> _Prompt_
Your task is to return the span of lines beginning at the one with "Read this page and output its text content." and ending at the last line of the data, exactly as it stands.

start

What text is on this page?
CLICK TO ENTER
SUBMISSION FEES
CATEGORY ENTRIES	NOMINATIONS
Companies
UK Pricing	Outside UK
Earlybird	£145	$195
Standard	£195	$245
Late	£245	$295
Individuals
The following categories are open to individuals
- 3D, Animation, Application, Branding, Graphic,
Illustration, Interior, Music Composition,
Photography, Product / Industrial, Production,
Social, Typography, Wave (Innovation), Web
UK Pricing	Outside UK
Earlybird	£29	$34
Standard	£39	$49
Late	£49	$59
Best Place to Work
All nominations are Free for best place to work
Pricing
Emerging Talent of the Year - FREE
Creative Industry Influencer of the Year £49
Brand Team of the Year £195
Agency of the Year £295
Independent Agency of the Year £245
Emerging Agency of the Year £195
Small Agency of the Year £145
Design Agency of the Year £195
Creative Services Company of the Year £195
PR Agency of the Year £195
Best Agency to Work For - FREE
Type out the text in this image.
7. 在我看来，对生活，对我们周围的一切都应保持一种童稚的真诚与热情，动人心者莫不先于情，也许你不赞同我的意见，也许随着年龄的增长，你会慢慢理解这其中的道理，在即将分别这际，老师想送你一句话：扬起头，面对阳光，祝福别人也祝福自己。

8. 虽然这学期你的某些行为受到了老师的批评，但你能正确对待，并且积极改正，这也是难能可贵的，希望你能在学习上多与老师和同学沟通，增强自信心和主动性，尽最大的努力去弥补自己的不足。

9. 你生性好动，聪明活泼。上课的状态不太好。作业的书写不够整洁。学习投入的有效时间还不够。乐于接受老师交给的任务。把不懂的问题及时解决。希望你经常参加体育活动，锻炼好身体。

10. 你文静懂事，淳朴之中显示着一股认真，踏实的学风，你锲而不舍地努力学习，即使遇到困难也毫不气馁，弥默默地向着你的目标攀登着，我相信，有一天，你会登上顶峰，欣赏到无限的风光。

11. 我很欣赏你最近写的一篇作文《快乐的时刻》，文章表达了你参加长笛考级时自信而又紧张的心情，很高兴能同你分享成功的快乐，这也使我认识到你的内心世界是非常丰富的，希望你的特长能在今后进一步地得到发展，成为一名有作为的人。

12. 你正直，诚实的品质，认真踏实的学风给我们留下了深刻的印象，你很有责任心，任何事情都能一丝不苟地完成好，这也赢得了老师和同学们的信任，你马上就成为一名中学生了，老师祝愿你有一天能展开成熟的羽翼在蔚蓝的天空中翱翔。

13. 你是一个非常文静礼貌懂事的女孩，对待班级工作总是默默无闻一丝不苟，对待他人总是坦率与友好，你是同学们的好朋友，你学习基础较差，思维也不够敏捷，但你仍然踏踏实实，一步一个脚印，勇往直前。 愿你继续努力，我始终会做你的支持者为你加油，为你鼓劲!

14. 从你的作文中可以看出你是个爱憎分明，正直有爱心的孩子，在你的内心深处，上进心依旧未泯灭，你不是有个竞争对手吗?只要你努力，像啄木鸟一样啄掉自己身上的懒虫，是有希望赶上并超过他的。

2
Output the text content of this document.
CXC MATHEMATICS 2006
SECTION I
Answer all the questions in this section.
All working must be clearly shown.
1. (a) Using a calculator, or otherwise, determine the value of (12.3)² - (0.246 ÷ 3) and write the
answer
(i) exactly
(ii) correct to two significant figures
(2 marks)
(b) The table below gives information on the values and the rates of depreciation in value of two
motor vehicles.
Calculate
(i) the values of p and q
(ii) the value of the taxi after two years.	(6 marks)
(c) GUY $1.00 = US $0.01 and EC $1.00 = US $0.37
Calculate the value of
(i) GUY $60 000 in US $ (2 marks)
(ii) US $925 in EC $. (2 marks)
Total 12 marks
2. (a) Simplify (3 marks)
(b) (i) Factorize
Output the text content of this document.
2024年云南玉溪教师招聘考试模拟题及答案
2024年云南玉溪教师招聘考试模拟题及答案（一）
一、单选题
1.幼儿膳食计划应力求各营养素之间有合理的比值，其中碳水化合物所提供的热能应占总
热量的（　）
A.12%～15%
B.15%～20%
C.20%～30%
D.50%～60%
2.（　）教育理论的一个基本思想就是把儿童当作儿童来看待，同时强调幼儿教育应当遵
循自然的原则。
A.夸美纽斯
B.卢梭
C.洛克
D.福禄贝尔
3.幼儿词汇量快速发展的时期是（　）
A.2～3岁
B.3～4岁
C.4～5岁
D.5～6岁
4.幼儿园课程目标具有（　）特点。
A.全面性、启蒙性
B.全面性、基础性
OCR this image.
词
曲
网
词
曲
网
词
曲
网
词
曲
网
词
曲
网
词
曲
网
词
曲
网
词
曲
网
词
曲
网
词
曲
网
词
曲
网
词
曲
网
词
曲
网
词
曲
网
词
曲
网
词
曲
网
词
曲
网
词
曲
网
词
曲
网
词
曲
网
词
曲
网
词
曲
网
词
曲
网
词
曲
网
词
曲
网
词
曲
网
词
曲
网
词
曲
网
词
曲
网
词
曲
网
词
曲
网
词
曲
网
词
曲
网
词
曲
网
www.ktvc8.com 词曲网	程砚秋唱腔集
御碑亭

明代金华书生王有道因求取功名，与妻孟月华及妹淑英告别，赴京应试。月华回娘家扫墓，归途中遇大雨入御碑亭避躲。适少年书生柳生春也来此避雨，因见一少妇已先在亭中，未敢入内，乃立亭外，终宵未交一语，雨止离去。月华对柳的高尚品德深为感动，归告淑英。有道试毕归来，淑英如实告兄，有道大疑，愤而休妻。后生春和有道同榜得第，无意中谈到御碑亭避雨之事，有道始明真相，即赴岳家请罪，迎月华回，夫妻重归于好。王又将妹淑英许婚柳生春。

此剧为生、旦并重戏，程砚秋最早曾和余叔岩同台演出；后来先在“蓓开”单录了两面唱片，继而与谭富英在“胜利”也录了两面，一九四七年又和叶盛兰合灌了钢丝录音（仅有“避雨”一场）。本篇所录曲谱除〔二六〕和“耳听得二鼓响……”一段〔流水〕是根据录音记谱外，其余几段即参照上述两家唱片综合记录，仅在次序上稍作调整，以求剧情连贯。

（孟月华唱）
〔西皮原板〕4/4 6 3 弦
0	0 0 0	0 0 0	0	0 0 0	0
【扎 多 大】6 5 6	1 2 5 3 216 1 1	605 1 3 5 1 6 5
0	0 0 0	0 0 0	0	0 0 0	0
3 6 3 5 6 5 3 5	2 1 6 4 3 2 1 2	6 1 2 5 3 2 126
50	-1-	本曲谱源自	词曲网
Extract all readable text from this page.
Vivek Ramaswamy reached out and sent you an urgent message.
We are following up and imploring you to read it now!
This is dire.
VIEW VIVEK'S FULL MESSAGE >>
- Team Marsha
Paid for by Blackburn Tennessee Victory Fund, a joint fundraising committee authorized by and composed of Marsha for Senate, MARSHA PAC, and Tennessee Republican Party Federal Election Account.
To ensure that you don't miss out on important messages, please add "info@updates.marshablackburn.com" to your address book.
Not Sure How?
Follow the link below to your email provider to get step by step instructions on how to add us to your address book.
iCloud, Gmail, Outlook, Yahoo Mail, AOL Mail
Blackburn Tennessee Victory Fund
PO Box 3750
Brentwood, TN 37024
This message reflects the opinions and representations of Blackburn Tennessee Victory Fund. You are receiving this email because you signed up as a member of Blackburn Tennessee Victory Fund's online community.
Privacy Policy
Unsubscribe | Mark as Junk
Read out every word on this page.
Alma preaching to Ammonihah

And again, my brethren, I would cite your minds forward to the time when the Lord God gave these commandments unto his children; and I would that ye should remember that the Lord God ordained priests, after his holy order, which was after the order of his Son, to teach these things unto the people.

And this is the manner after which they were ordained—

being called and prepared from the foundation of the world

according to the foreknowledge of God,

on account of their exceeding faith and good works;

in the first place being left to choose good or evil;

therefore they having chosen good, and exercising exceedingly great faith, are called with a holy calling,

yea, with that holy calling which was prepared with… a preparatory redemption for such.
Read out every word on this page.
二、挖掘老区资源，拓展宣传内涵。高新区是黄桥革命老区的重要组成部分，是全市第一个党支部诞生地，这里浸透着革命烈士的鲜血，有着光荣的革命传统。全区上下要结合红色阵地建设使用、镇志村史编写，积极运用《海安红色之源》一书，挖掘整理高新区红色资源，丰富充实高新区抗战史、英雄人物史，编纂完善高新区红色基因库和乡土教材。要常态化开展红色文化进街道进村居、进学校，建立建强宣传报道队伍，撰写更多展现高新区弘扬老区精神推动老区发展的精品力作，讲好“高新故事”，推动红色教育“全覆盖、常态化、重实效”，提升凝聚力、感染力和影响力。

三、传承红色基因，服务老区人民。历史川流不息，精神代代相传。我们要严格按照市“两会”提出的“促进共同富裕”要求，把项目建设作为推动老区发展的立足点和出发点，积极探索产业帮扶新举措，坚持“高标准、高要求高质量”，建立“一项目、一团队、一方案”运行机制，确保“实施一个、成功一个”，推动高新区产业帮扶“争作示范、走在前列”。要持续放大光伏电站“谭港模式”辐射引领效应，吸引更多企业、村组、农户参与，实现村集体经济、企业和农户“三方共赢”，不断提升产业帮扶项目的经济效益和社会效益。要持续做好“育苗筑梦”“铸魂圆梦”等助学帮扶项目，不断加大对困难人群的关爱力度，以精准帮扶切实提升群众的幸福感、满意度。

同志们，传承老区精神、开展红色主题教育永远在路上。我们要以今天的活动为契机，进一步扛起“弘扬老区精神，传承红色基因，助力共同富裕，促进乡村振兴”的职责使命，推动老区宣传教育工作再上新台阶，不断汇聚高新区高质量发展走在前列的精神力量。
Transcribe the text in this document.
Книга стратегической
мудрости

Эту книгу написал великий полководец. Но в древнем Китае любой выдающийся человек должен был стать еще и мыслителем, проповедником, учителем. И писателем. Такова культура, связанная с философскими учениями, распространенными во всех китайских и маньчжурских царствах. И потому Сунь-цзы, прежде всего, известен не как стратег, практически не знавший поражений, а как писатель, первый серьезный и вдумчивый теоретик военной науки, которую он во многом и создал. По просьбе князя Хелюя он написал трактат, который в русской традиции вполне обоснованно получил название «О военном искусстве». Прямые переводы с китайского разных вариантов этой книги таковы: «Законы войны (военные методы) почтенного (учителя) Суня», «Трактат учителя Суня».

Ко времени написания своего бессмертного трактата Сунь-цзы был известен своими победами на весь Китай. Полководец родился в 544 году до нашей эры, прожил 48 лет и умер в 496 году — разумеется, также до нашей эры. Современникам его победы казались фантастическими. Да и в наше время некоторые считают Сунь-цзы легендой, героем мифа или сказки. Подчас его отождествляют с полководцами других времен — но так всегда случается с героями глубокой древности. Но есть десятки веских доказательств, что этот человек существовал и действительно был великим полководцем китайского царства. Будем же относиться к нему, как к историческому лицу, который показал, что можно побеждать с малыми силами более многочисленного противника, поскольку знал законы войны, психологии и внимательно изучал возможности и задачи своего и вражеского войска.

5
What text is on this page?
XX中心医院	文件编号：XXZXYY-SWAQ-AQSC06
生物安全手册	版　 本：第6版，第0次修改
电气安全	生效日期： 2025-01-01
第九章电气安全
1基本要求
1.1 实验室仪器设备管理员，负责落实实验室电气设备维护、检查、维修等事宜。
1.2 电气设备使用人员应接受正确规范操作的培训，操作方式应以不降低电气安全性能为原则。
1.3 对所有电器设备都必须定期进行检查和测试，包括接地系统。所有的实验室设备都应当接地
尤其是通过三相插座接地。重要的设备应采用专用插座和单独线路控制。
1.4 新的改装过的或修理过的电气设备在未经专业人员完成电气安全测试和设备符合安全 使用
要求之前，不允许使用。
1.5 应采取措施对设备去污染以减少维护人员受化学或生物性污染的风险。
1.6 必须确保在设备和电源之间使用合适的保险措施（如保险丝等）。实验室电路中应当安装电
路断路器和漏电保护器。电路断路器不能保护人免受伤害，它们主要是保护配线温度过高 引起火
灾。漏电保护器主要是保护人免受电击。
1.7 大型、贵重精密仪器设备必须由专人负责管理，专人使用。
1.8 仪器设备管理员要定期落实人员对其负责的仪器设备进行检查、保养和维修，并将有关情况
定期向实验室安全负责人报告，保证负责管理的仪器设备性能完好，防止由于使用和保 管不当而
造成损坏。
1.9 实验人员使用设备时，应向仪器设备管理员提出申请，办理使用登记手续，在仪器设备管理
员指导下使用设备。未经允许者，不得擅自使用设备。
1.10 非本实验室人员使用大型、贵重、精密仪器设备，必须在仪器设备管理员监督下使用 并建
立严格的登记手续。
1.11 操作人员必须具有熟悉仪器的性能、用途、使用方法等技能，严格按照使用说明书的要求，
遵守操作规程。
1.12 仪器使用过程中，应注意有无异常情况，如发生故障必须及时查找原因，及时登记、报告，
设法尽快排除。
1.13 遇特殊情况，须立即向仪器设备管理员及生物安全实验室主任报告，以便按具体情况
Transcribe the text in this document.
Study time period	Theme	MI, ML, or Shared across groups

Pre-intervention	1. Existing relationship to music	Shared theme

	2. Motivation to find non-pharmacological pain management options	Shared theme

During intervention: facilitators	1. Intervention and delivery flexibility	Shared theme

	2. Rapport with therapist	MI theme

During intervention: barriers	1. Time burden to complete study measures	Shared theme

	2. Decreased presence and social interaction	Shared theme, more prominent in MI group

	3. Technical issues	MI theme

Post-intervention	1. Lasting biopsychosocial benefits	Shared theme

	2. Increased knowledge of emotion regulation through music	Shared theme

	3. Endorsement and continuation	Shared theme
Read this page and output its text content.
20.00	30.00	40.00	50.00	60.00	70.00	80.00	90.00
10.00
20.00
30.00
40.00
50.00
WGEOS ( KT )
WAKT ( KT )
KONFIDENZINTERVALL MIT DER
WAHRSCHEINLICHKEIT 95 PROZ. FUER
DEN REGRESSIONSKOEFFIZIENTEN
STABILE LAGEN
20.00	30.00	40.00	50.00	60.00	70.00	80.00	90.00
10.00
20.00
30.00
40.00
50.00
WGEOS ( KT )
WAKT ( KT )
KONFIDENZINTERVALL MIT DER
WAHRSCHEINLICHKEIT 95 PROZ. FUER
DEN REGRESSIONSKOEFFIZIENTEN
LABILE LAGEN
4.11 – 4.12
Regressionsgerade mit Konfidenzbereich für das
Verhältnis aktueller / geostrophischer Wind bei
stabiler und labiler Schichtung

end

> _Exercise answer_
Read this page and output its text content.
20.00	30.00	40.00	50.00	60.00	70.00	80.00	90.00
10.00
20.00
30.00
40.00
50.00
WGEOS ( KT )
WAKT ( KT )
KONFIDENZINTERVALL MIT DER
WAHRSCHEINLICHKEIT 95 PROZ. FUER
DEN REGRESSIONSKOEFFIZIENTEN
STABILE LAGEN
20.00	30.00	40.00	50.00	60.00	70.00	80.00	90.00
10.00
20.00
30.00
40.00
50.00
WGEOS ( KT )
WAKT ( KT )
KONFIDENZINTERVALL MIT DER
WAHRSCHEINLICHKEIT 95 PROZ. FUER
DEN REGRESSIONSKOEFFIZIENTEN
LABILE LAGEN
4.11 – 4.12
Regressionsgerade mit Konfidenzbereich für das
Verhältnis aktueller / geostrophischer Wind bei
stabiler und labiler Schichtung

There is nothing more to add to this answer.